Can you output the material exactly as written, minus any pictures it holds?

──────── Provided information

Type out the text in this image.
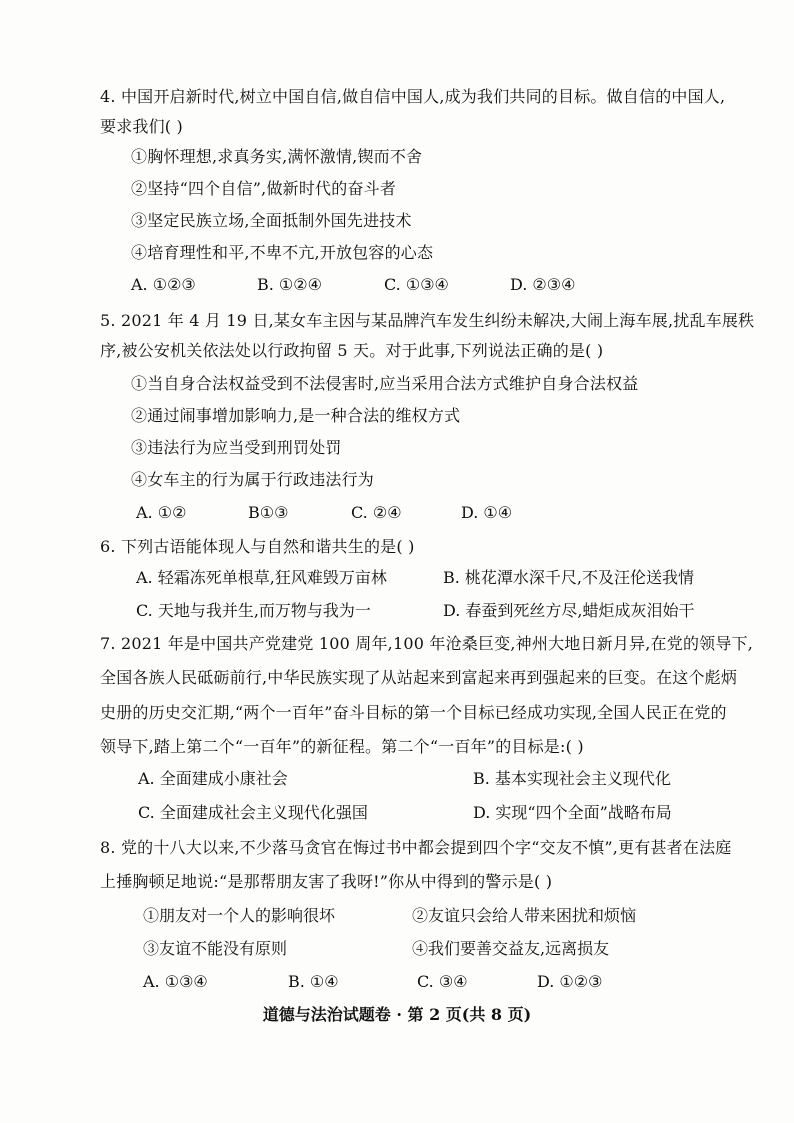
4. 中国开启新时代,树立中国自信,做自信中国人,成为我们共同的目标。做自信的中国人,
要求我们( )
①胸怀理想,求真务实,满怀激情,锲而不舍
②坚持“四个自信”,做新时代的奋斗者
③坚定民族立场,全面抵制外国先进技术
④培育理性和平,不卑不亢,开放包容的心态
A. ①②③	B. ①②④	C. ①③④	D. ②③④
5. 2021 年 4 月 19 日,某女车主因与某品牌汽车发生纠纷未解决,大闹上海车展,扰乱车展秩
序,被公安机关依法处以行政拘留 5 天。对于此事,下列说法正确的是( )
①当自身合法权益受到不法侵害时,应当采用合法方式维护自身合法权益
②通过闹事增加影响力,是一种合法的维权方式
③违法行为应当受到刑罚处罚
④女车主的行为属于行政违法行为
A. ①②	B①③	C. ②④	D. ①④
6. 下列古语能体现人与自然和谐共生的是( )
A. 轻霜冻死单根草,狂风难毁万亩林	B. 桃花潭水深千尺,不及汪伦送我情
C. 天地与我并生,而万物与我为一	D. 春蚕到死丝方尽,蜡炬成灰泪始干
7. 2021 年是中国共产党建党 100 周年,100 年沧桑巨变,神州大地日新月异,在党的领导下,
全国各族人民砥砺前行,中华民族实现了从站起来到富起来再到强起来的巨变。在这个彪炳
史册的历史交汇期,“两个一百年”奋斗目标的第一个目标已经成功实现,全国人民正在党的
领导下,踏上第二个“一百年”的新征程。第二个“一百年”的目标是:( )
A. 全面建成小康社会	B. 基本实现社会主义现代化
C. 全面建成社会主义现代化强国	D. 实现“四个全面”战略布局
8. 党的十八大以来,不少落马贪官在悔过书中都会提到四个字“交友不慎”,更有甚者在法庭
上捶胸顿足地说:“是那帮朋友害了我呀!”你从中得到的警示是( )
①朋友对一个人的影响很坏	②友谊只会给人带来困扰和烦恼
③友谊不能没有原则	④我们要善交益友,远离损友
A. ①③④	B. ①④	C. ③④	D. ①②③
道德与法治试题卷 · 第 2 页(共 8 页)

────────────────

__Correct result__:
Type out the text in this image.
4. 中国开启新时代,树立中国自信,做自信中国人,成为我们共同的目标。做自信的中国人,
要求我们( )
①胸怀理想,求真务实,满怀激情,锲而不舍
②坚持“四个自信”,做新时代的奋斗者
③坚定民族立场,全面抵制外国先进技术
④培育理性和平,不卑不亢,开放包容的心态
A. ①②③	B. ①②④	C. ①③④	D. ②③④
5. 2021 年 4 月 19 日,某女车主因与某品牌汽车发生纠纷未解决,大闹上海车展,扰乱车展秩
序,被公安机关依法处以行政拘留 5 天。对于此事,下列说法正确的是( )
①当自身合法权益受到不法侵害时,应当采用合法方式维护自身合法权益
②通过闹事增加影响力,是一种合法的维权方式
③违法行为应当受到刑罚处罚
④女车主的行为属于行政违法行为
A. ①②	B①③	C. ②④	D. ①④
6. 下列古语能体现人与自然和谐共生的是( )
A. 轻霜冻死单根草,狂风难毁万亩林	B. 桃花潭水深千尺,不及汪伦送我情
C. 天地与我并生,而万物与我为一	D. 春蚕到死丝方尽,蜡炬成灰泪始干
7. 2021 年是中国共产党建党 100 周年,100 年沧桑巨变,神州大地日新月异,在党的领导下,
全国各族人民砥砺前行,中华民族实现了从站起来到富起来再到强起来的巨变。在这个彪炳
史册的历史交汇期,“两个一百年”奋斗目标的第一个目标已经成功实现,全国人民正在党的
领导下,踏上第二个“一百年”的新征程。第二个“一百年”的目标是:( )
A. 全面建成小康社会	B. 基本实现社会主义现代化
C. 全面建成社会主义现代化强国	D. 实现“四个全面”战略布局
8. 党的十八大以来,不少落马贪官在悔过书中都会提到四个字“交友不慎”,更有甚者在法庭
上捶胸顿足地说:“是那帮朋友害了我呀!”你从中得到的警示是( )
①朋友对一个人的影响很坏	②友谊只会给人带来困扰和烦恼
③友谊不能没有原则	④我们要善交益友,远离损友
A. ①③④	B. ①④	C. ③④	D. ①②③
道德与法治试题卷 · 第 2 页(共 8 页)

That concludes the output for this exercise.